WORK TO COMPLETE: Where a line holds "ffffff", copy it.
======== RECORD SET ========
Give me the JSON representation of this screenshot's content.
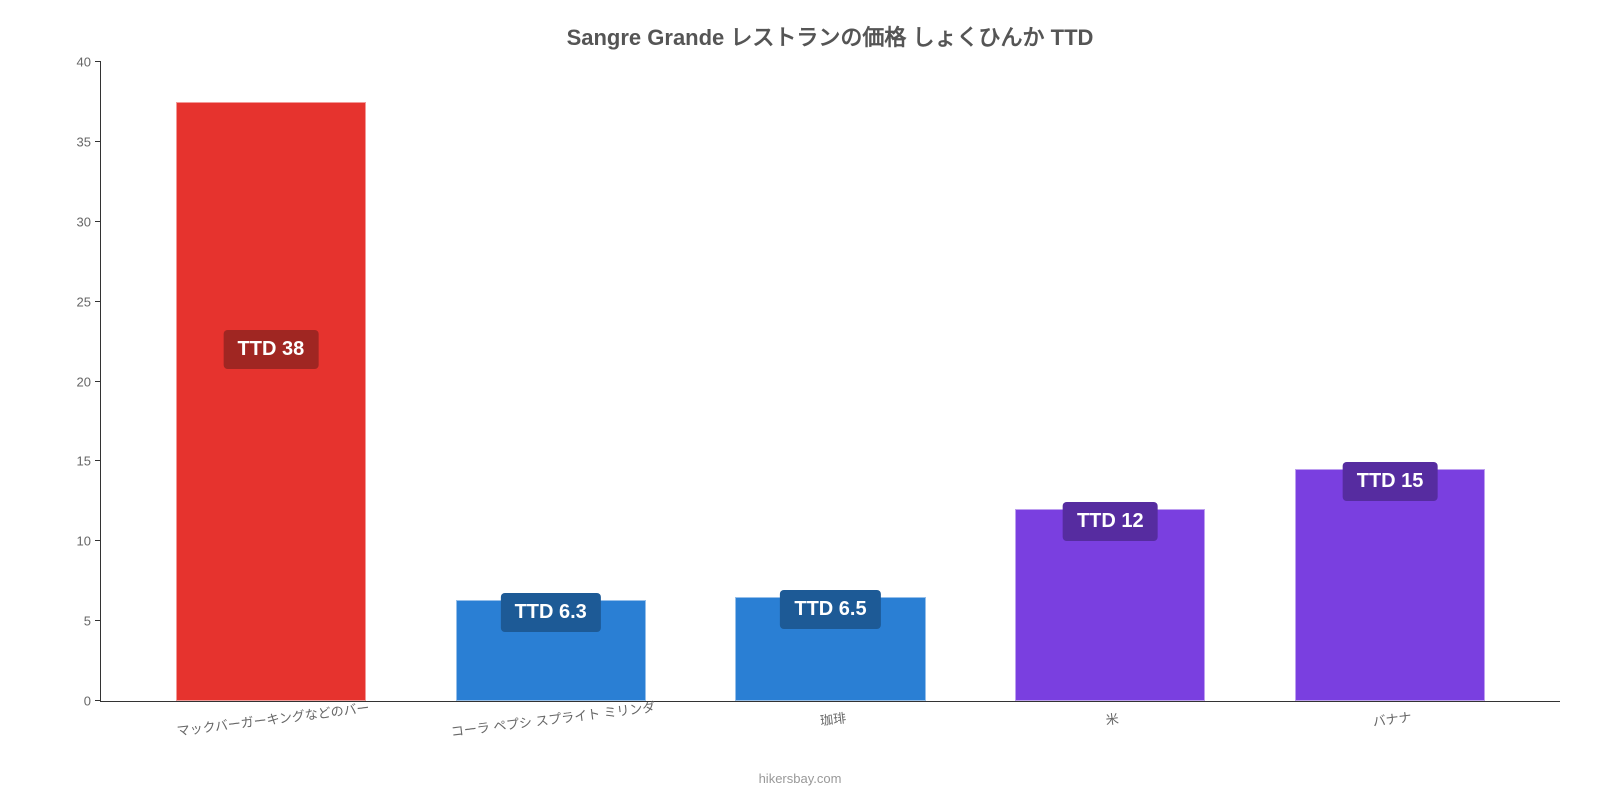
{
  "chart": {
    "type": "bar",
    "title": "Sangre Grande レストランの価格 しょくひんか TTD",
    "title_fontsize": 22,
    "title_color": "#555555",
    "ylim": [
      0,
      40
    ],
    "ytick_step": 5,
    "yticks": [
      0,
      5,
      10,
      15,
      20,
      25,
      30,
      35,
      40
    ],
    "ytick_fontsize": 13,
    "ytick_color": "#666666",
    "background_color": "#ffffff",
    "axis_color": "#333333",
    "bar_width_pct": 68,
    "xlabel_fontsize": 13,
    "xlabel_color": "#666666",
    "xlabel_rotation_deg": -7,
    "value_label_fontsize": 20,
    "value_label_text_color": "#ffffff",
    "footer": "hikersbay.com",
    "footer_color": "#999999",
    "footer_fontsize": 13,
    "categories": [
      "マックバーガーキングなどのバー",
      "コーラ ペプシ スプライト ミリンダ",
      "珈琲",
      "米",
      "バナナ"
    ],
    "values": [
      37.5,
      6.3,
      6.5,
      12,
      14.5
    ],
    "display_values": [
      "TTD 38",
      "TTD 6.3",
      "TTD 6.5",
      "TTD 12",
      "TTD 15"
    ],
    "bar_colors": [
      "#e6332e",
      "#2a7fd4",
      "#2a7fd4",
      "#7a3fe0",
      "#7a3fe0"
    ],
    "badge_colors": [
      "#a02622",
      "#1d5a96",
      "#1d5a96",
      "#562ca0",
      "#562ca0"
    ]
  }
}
========
======== RECORD SET ========
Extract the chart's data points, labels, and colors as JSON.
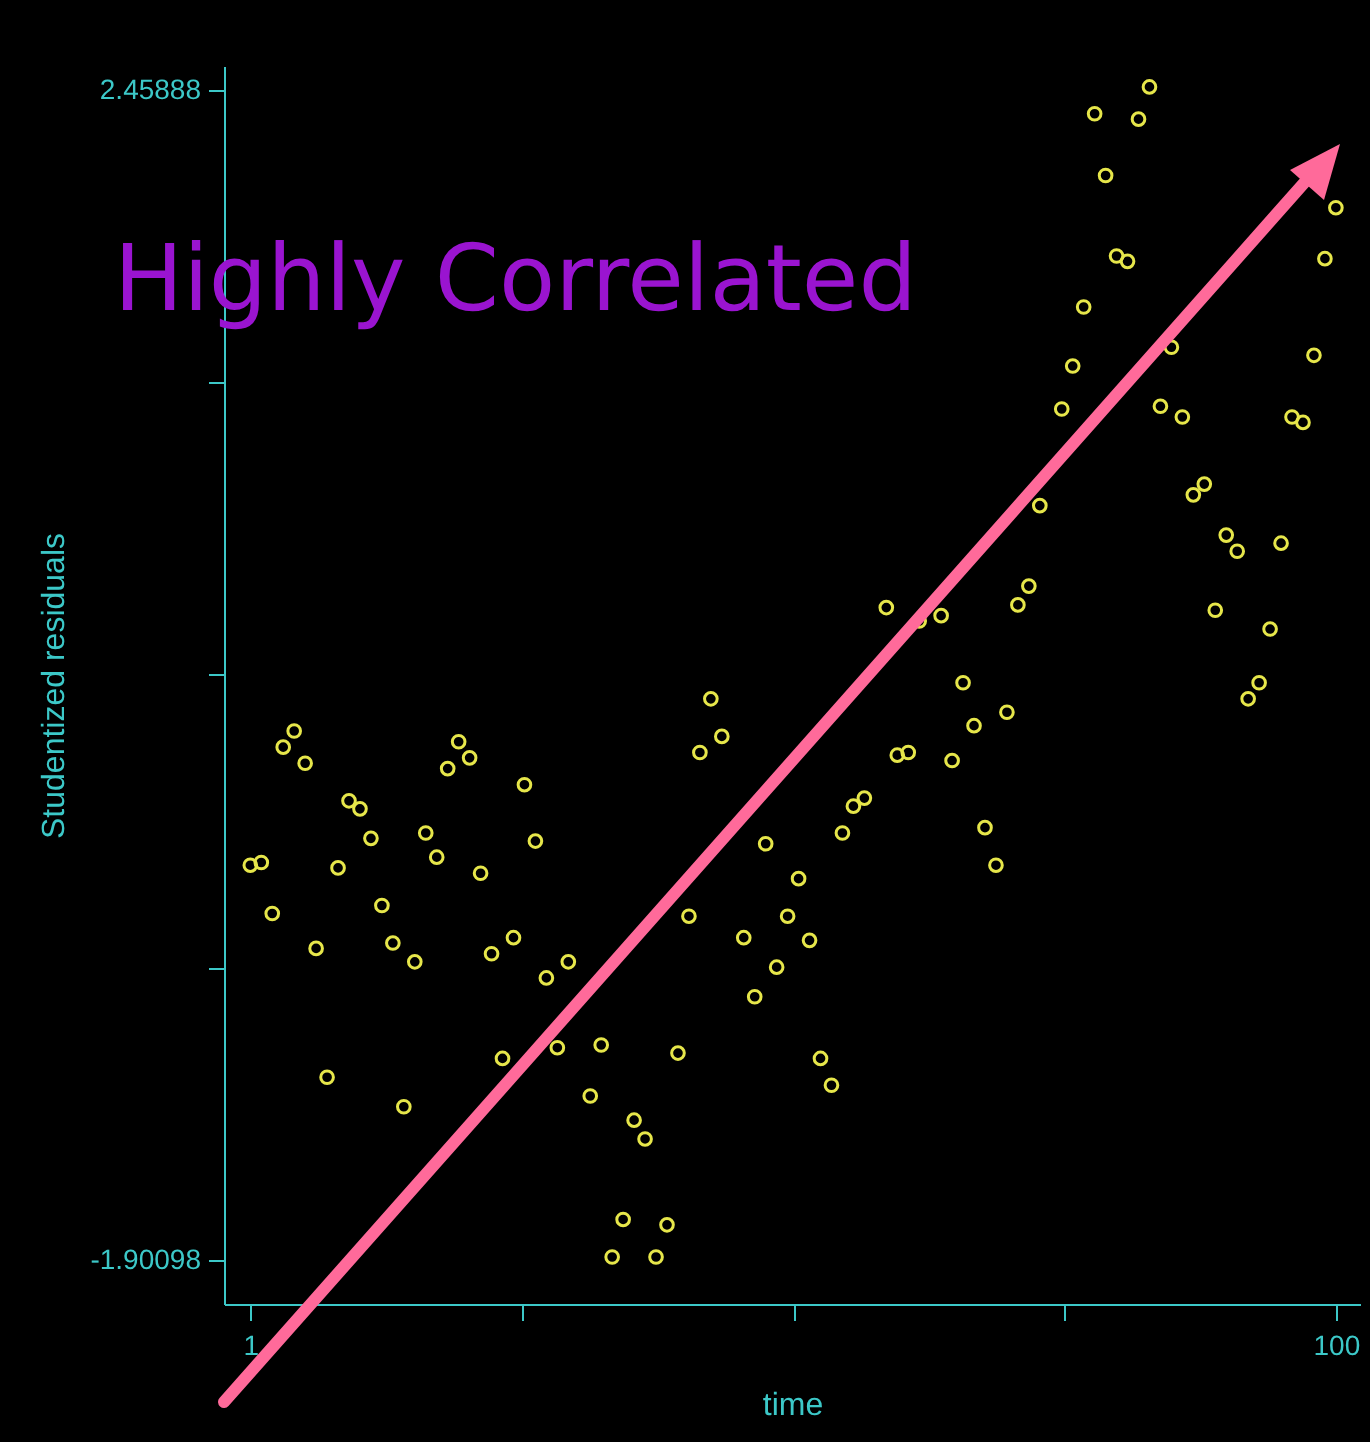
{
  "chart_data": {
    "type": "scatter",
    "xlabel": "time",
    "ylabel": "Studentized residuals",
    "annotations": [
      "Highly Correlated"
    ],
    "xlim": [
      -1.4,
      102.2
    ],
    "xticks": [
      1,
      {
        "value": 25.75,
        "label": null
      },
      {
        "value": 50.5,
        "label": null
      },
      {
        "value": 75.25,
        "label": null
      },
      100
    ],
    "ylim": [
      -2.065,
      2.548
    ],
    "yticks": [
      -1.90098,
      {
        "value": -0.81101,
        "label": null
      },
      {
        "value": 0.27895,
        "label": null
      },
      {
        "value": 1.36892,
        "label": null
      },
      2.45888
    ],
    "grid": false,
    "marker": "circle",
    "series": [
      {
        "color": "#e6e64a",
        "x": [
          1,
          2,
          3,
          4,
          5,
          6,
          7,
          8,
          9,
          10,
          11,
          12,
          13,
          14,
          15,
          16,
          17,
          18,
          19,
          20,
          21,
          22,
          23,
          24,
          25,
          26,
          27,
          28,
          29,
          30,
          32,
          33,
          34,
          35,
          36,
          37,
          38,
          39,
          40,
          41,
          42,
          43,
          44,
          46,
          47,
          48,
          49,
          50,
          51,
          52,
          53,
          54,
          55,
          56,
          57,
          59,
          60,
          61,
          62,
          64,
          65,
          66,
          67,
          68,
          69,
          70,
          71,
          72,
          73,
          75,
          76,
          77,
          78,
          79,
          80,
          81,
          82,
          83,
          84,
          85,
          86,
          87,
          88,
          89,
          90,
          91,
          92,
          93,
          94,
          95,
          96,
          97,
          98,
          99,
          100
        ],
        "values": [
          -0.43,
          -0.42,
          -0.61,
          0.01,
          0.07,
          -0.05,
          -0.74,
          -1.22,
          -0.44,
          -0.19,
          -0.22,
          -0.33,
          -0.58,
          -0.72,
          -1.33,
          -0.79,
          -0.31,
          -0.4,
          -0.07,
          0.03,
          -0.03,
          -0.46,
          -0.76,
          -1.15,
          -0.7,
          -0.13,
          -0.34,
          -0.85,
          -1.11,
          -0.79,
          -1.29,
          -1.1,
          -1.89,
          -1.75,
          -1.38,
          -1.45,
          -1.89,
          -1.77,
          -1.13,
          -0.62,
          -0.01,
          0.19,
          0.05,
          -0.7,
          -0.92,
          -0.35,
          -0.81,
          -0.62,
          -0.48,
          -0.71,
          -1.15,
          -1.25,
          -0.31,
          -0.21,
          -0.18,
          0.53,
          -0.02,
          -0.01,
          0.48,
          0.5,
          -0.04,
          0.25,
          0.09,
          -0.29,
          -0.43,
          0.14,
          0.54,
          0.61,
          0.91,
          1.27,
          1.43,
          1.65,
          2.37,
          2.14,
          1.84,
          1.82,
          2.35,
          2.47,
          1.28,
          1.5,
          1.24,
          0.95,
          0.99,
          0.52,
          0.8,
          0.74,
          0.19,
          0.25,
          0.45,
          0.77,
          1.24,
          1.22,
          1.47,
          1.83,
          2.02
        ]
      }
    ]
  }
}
========
EXERCISE ANSWER:
    "background_color": "#ffffff",
    "value_label_text_color": "#ffffff",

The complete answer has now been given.